Dataset items:
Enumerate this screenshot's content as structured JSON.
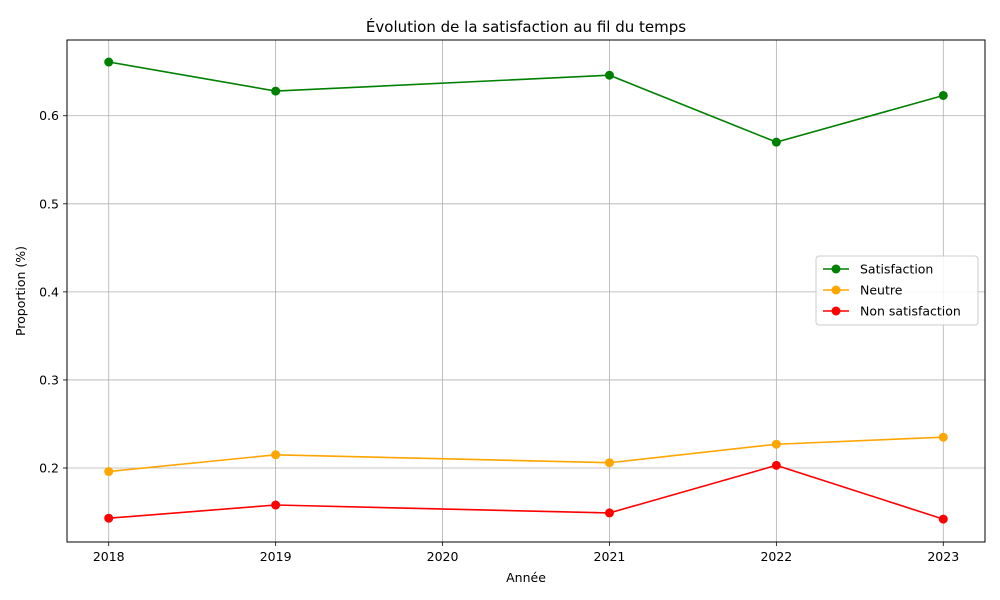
{
  "chart_data": {
    "type": "line",
    "title": "Évolution de la satisfaction au fil du temps",
    "xlabel": "Année",
    "ylabel": "Proportion (%)",
    "x": [
      2018,
      2019,
      2021,
      2022,
      2023
    ],
    "xticks": [
      2018,
      2019,
      2020,
      2021,
      2022,
      2023
    ],
    "yticks": [
      0.2,
      0.3,
      0.4,
      0.5,
      0.6
    ],
    "xlim": [
      2017.75,
      2023.25
    ],
    "ylim": [
      0.116,
      0.686
    ],
    "grid": true,
    "legend_position": "center-right",
    "series": [
      {
        "name": "Satisfaction",
        "color": "#008000",
        "values": [
          0.661,
          0.628,
          0.646,
          0.57,
          0.623
        ]
      },
      {
        "name": "Neutre",
        "color": "#ffa500",
        "values": [
          0.196,
          0.215,
          0.206,
          0.227,
          0.235
        ]
      },
      {
        "name": "Non satisfaction",
        "color": "#ff0000",
        "values": [
          0.143,
          0.158,
          0.149,
          0.203,
          0.142
        ]
      }
    ]
  }
}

WRITTEN PROBLEM.
Track down every line with the word "color" and copy it.

THE ANSWER.
        "color": "#008000",
        "color": "#ffa500",
        "color": "#ff0000",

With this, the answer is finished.